(Dataset entries)
>> begin

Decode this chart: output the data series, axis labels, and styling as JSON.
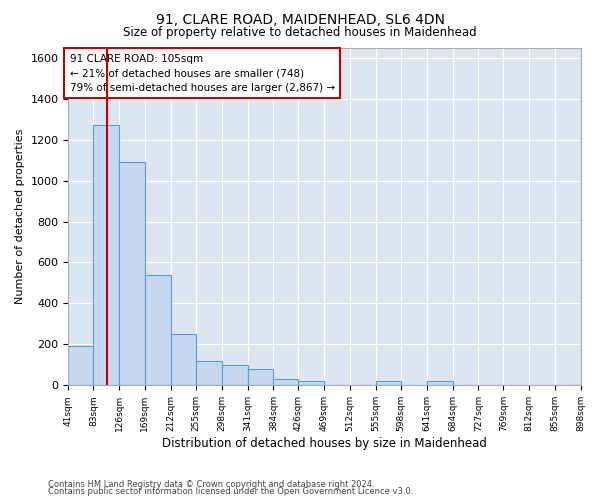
{
  "title1": "91, CLARE ROAD, MAIDENHEAD, SL6 4DN",
  "title2": "Size of property relative to detached houses in Maidenhead",
  "xlabel": "Distribution of detached houses by size in Maidenhead",
  "ylabel": "Number of detached properties",
  "annotation_line1": "91 CLARE ROAD: 105sqm",
  "annotation_line2": "← 21% of detached houses are smaller (748)",
  "annotation_line3": "79% of semi-detached houses are larger (2,867) →",
  "property_size_sqm": 105,
  "bin_edges": [
    41,
    83,
    126,
    169,
    212,
    255,
    298,
    341,
    384,
    426,
    469,
    512,
    555,
    598,
    641,
    684,
    727,
    769,
    812,
    855,
    898
  ],
  "bar_heights": [
    190,
    1270,
    1090,
    540,
    250,
    120,
    100,
    80,
    30,
    20,
    0,
    0,
    20,
    0,
    20,
    0,
    0,
    0,
    0,
    0
  ],
  "bar_color": "#c6d9f1",
  "bar_edge_color": "#5b9bd5",
  "property_line_color": "#c00000",
  "annotation_box_color": "#c00000",
  "background_color": "#dce6f1",
  "ylim": [
    0,
    1650
  ],
  "yticks": [
    0,
    200,
    400,
    600,
    800,
    1000,
    1200,
    1400,
    1600
  ],
  "footer1": "Contains HM Land Registry data © Crown copyright and database right 2024.",
  "footer2": "Contains public sector information licensed under the Open Government Licence v3.0."
}
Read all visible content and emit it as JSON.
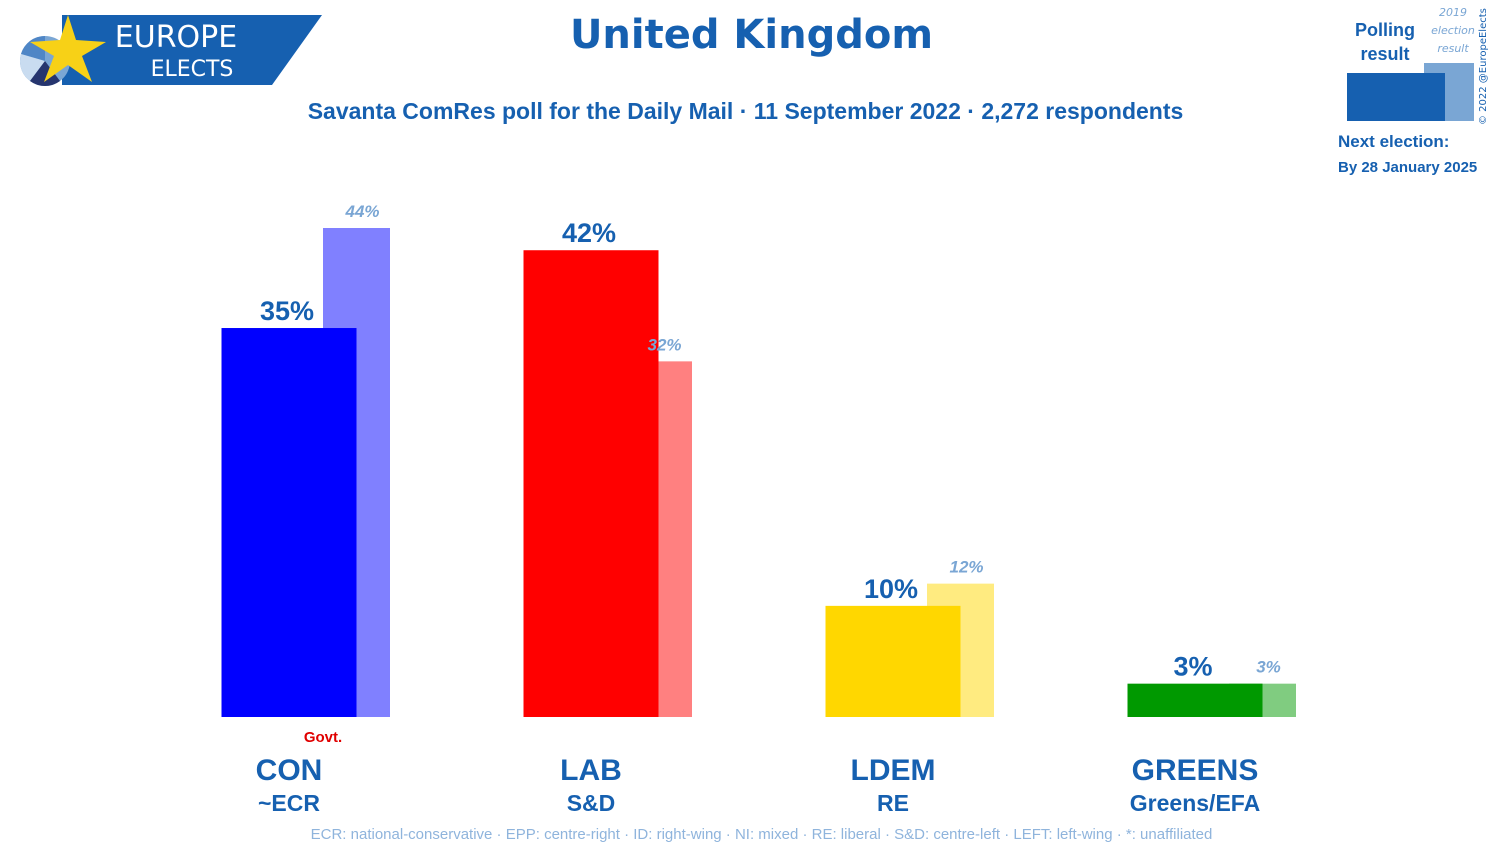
{
  "brand": {
    "line1": "EUROPE",
    "line2": "ELECTS",
    "bg_color": "#1660b0",
    "star_color": "#f7d117"
  },
  "header": {
    "title": "United Kingdom",
    "subtitle": "Savanta ComRes poll for the Daily Mail · 11 September 2022 · 2,272 respondents"
  },
  "legend": {
    "polling_label": [
      "Polling",
      "result"
    ],
    "election_label": [
      "2019",
      "election",
      "result"
    ],
    "next_election_label": "Next election:",
    "next_election_date": "By 28 January 2025",
    "copyright": "© 2022 @EuropeElects"
  },
  "chart_data": {
    "type": "bar",
    "categories": [
      "CON",
      "LAB",
      "LDEM",
      "GREENS"
    ],
    "groups": [
      "~ECR",
      "S&D",
      "RE",
      "Greens/EFA"
    ],
    "series": [
      {
        "name": "Polling result",
        "values": [
          35,
          42,
          10,
          3
        ],
        "labels": [
          "35%",
          "42%",
          "10%",
          "3%"
        ]
      },
      {
        "name": "2019 election result",
        "values": [
          44,
          32,
          12,
          3
        ],
        "labels": [
          "44%",
          "32%",
          "12%",
          "3%"
        ]
      }
    ],
    "colors": [
      "#0000ff",
      "#ff0000",
      "#ffd700",
      "#009900"
    ],
    "previous_colors": [
      "#8080ff",
      "#ff8080",
      "#ffeb80",
      "#80cc80"
    ],
    "government_marker": {
      "party": "CON",
      "text": "Govt."
    },
    "ylim": [
      0,
      44
    ],
    "grid": false
  },
  "footnote": "ECR: national-conservative · EPP: centre-right · ID: right-wing · NI: mixed · RE: liberal · S&D: centre-left · LEFT: left-wing · *: unaffiliated"
}
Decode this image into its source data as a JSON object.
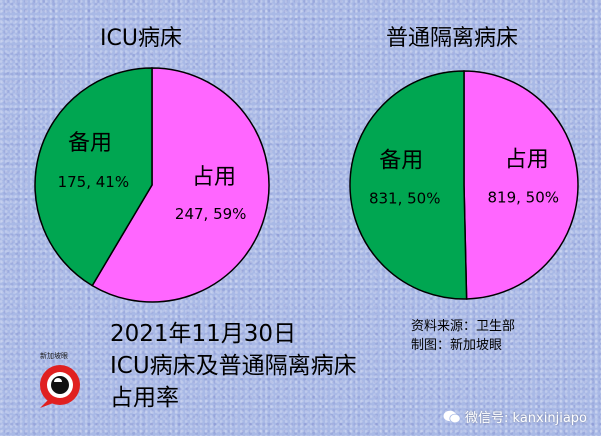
{
  "chart_data": [
    {
      "type": "pie",
      "title": "ICU病床",
      "slices": [
        {
          "name": "备用",
          "value": 175,
          "percent": "41%",
          "label": "175, 41%",
          "color": "#00a651"
        },
        {
          "name": "占用",
          "value": 247,
          "percent": "59%",
          "label": "247, 59%",
          "color": "#ff66ff"
        }
      ]
    },
    {
      "type": "pie",
      "title": "普通隔离病床",
      "slices": [
        {
          "name": "备用",
          "value": 831,
          "percent": "50%",
          "label": "831, 50%",
          "color": "#00a651"
        },
        {
          "name": "占用",
          "value": 819,
          "percent": "50%",
          "label": "819, 50%",
          "color": "#ff66ff"
        }
      ]
    }
  ],
  "caption": {
    "line1": "2021年11月30日",
    "line2": "ICU病床及普通隔离病床",
    "line3": "占用率"
  },
  "source": {
    "line1": "资料来源：卫生部",
    "line2": "制图：新加坡眼"
  },
  "logo_text": "新加坡眼",
  "watermark": "微信号: kanxinjiapo"
}
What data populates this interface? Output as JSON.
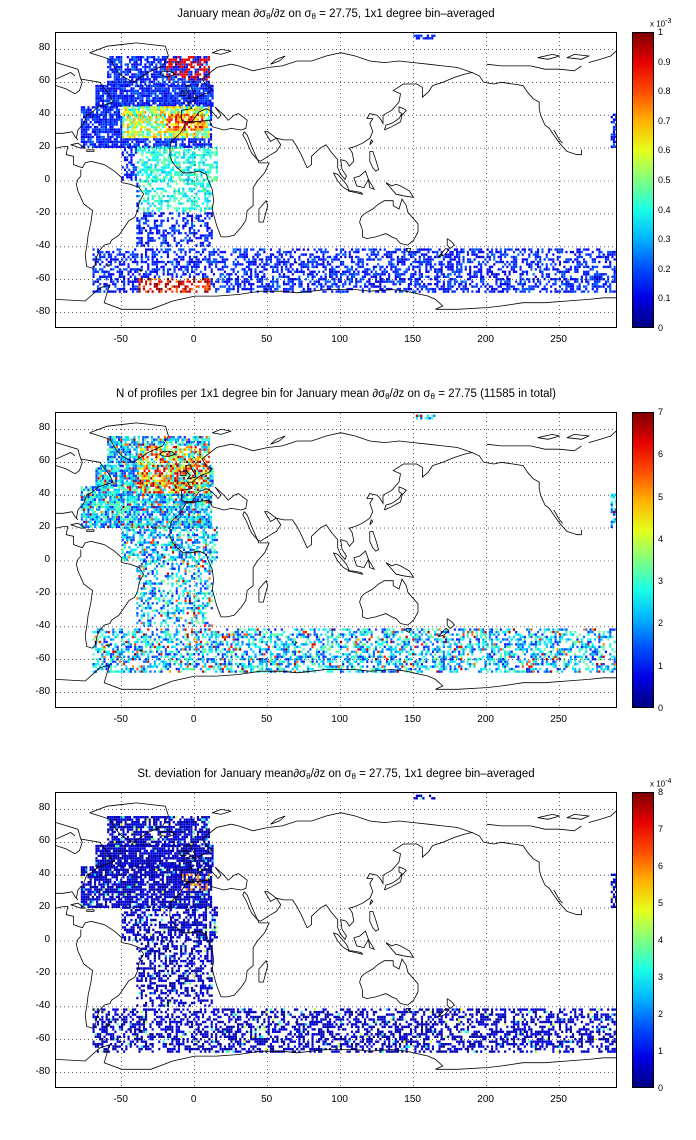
{
  "panels": [
    {
      "id": "mean",
      "title_prefix": "January mean ",
      "title_deriv": "∂σ",
      "title_deriv_sub": "θ",
      "title_deriv_tail": "/∂z on σ",
      "title_sigma_sub": "θ",
      "title_suffix": " = 27.75, 1x1 degree bin–averaged",
      "colorbar": {
        "ticks": [
          "0",
          "0.1",
          "0.2",
          "0.3",
          "0.4",
          "0.5",
          "0.6",
          "0.7",
          "0.8",
          "0.9",
          "1"
        ],
        "min": 0,
        "max": 1,
        "exponent_base": "x 10",
        "exponent": "-3"
      }
    },
    {
      "id": "count",
      "title_prefix": "N of profiles per 1x1 degree bin for January mean ",
      "title_deriv": "∂σ",
      "title_deriv_sub": "θ",
      "title_deriv_tail": "/∂z on σ",
      "title_sigma_sub": "θ",
      "title_suffix": " = 27.75 (11585 in total)",
      "colorbar": {
        "ticks": [
          "0",
          "1",
          "2",
          "3",
          "4",
          "5",
          "6",
          "7"
        ],
        "min": 0,
        "max": 7,
        "exponent_base": "",
        "exponent": ""
      }
    },
    {
      "id": "std",
      "title_prefix": "St. deviation for January mean",
      "title_deriv": "∂σ",
      "title_deriv_sub": "θ",
      "title_deriv_tail": "/∂z on σ",
      "title_sigma_sub": "θ",
      "title_suffix": " = 27.75, 1x1 degree bin–averaged",
      "colorbar": {
        "ticks": [
          "0",
          "1",
          "2",
          "3",
          "4",
          "5",
          "6",
          "7",
          "8"
        ],
        "min": 0,
        "max": 8,
        "exponent_base": "x 10",
        "exponent": "-4"
      }
    }
  ],
  "axes": {
    "x_ticks": [
      "-50",
      "0",
      "50",
      "100",
      "150",
      "200",
      "250"
    ],
    "x_values": [
      -50,
      0,
      50,
      100,
      150,
      200,
      250
    ],
    "y_ticks": [
      "80",
      "60",
      "40",
      "20",
      "0",
      "-20",
      "-40",
      "-60",
      "-80"
    ],
    "y_values": [
      80,
      60,
      40,
      20,
      0,
      -20,
      -40,
      -60,
      -80
    ],
    "xlim": [
      -95,
      290
    ],
    "ylim": [
      -90,
      90
    ],
    "grid": "dotted"
  },
  "colormap": "jet",
  "coastline_color": "#000000"
}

>> end

WHAT YOU ARE ASKED TO DO >> Quote each entry above verbatim and drop the pictures.

ANSWER FOR THE TASK >>
Decode this chart: output the data series, axis labels, and styling as JSON.
{
  "title1": "91, CLARE ROAD, MAIDENHEAD, SL6 4DN",
  "title2": "Size of property relative to detached houses in Maidenhead",
  "xlabel": "Distribution of detached houses by size in Maidenhead",
  "ylabel": "Number of detached properties",
  "annotation_line1": "91 CLARE ROAD: 105sqm",
  "annotation_line2": "← 21% of detached houses are smaller (748)",
  "annotation_line3": "79% of semi-detached houses are larger (2,867) →",
  "property_size_sqm": 105,
  "bin_edges": [
    41,
    83,
    126,
    169,
    212,
    255,
    298,
    341,
    384,
    426,
    469,
    512,
    555,
    598,
    641,
    684,
    727,
    769,
    812,
    855,
    898
  ],
  "bar_heights": [
    190,
    1270,
    1090,
    540,
    250,
    120,
    100,
    80,
    30,
    20,
    0,
    0,
    20,
    0,
    20,
    0,
    0,
    0,
    0,
    0
  ],
  "bar_color": "#c6d9f1",
  "bar_edge_color": "#5b9bd5",
  "property_line_color": "#c00000",
  "annotation_box_color": "#c00000",
  "background_color": "#dce6f1",
  "ylim": [
    0,
    1650
  ],
  "yticks": [
    0,
    200,
    400,
    600,
    800,
    1000,
    1200,
    1400,
    1600
  ],
  "footer1": "Contains HM Land Registry data © Crown copyright and database right 2024.",
  "footer2": "Contains public sector information licensed under the Open Government Licence v3.0."
}
Read all visible content and emit it as JSON.
{
  "brand": {
    "line1": "EUROPE",
    "line2": "ELECTS",
    "bg_color": "#1660b0",
    "star_color": "#f7d117"
  },
  "header": {
    "title": "United Kingdom",
    "subtitle": "Savanta ComRes poll for the Daily Mail · 11 September 2022 · 2,272 respondents"
  },
  "legend": {
    "polling_label": [
      "Polling",
      "result"
    ],
    "election_label": [
      "2019",
      "election",
      "result"
    ],
    "next_election_label": "Next election:",
    "next_election_date": "By 28 January 2025",
    "copyright": "© 2022 @EuropeElects"
  },
  "chart_data": {
    "type": "bar",
    "categories": [
      "CON",
      "LAB",
      "LDEM",
      "GREENS"
    ],
    "groups": [
      "~ECR",
      "S&D",
      "RE",
      "Greens/EFA"
    ],
    "series": [
      {
        "name": "Polling result",
        "values": [
          35,
          42,
          10,
          3
        ],
        "labels": [
          "35%",
          "42%",
          "10%",
          "3%"
        ]
      },
      {
        "name": "2019 election result",
        "values": [
          44,
          32,
          12,
          3
        ],
        "labels": [
          "44%",
          "32%",
          "12%",
          "3%"
        ]
      }
    ],
    "colors": [
      "#0000ff",
      "#ff0000",
      "#ffd700",
      "#009900"
    ],
    "previous_colors": [
      "#8080ff",
      "#ff8080",
      "#ffeb80",
      "#80cc80"
    ],
    "government_marker": {
      "party": "CON",
      "text": "Govt."
    },
    "ylim": [
      0,
      44
    ],
    "grid": false
  },
  "footnote": "ECR: national-conservative · EPP: centre-right · ID: right-wing · NI: mixed · RE: liberal · S&D: centre-left · LEFT: left-wing · *: unaffiliated"
}
Decode this image into its source data as a JSON object.
{
  "chart_data": [
    {
      "type": "pie",
      "title": "ICU病床",
      "slices": [
        {
          "name": "备用",
          "value": 175,
          "percent": "41%",
          "label": "175, 41%",
          "color": "#00a651"
        },
        {
          "name": "占用",
          "value": 247,
          "percent": "59%",
          "label": "247, 59%",
          "color": "#ff66ff"
        }
      ]
    },
    {
      "type": "pie",
      "title": "普通隔离病床",
      "slices": [
        {
          "name": "备用",
          "value": 831,
          "percent": "50%",
          "label": "831, 50%",
          "color": "#00a651"
        },
        {
          "name": "占用",
          "value": 819,
          "percent": "50%",
          "label": "819, 50%",
          "color": "#ff66ff"
        }
      ]
    }
  ],
  "caption": {
    "line1": "2021年11月30日",
    "line2": "ICU病床及普通隔离病床",
    "line3": "占用率"
  },
  "source": {
    "line1": "资料来源：卫生部",
    "line2": "制图：新加坡眼"
  },
  "logo_text": "新加坡眼",
  "watermark": "微信号: kanxinjiapo"
}
What data populates this interface? Output as JSON.
{
  "panels": [
    {
      "id": "mean",
      "title_prefix": "January mean ",
      "title_deriv": "∂σ",
      "title_deriv_sub": "θ",
      "title_deriv_tail": "/∂z on σ",
      "title_sigma_sub": "θ",
      "title_suffix": " = 27.75, 1x1 degree bin–averaged",
      "colorbar": {
        "ticks": [
          "0",
          "0.1",
          "0.2",
          "0.3",
          "0.4",
          "0.5",
          "0.6",
          "0.7",
          "0.8",
          "0.9",
          "1"
        ],
        "min": 0,
        "max": 1,
        "exponent_base": "x 10",
        "exponent": "-3"
      }
    },
    {
      "id": "count",
      "title_prefix": "N of profiles per 1x1 degree bin for January mean ",
      "title_deriv": "∂σ",
      "title_deriv_sub": "θ",
      "title_deriv_tail": "/∂z on σ",
      "title_sigma_sub": "θ",
      "title_suffix": " = 27.75 (11585 in total)",
      "colorbar": {
        "ticks": [
          "0",
          "1",
          "2",
          "3",
          "4",
          "5",
          "6",
          "7"
        ],
        "min": 0,
        "max": 7,
        "exponent_base": "",
        "exponent": ""
      }
    },
    {
      "id": "std",
      "title_prefix": "St. deviation for January mean",
      "title_deriv": "∂σ",
      "title_deriv_sub": "θ",
      "title_deriv_tail": "/∂z on σ",
      "title_sigma_sub": "θ",
      "title_suffix": " = 27.75, 1x1 degree bin–averaged",
      "colorbar": {
        "ticks": [
          "0",
          "1",
          "2",
          "3",
          "4",
          "5",
          "6",
          "7",
          "8"
        ],
        "min": 0,
        "max": 8,
        "exponent_base": "x 10",
        "exponent": "-4"
      }
    }
  ],
  "axes": {
    "x_ticks": [
      "-50",
      "0",
      "50",
      "100",
      "150",
      "200",
      "250"
    ],
    "x_values": [
      -50,
      0,
      50,
      100,
      150,
      200,
      250
    ],
    "y_ticks": [
      "80",
      "60",
      "40",
      "20",
      "0",
      "-20",
      "-40",
      "-60",
      "-80"
    ],
    "y_values": [
      80,
      60,
      40,
      20,
      0,
      -20,
      -40,
      -60,
      -80
    ],
    "xlim": [
      -95,
      290
    ],
    "ylim": [
      -90,
      90
    ],
    "grid": "dotted"
  },
  "colormap": "jet",
  "coastline_color": "#000000"
}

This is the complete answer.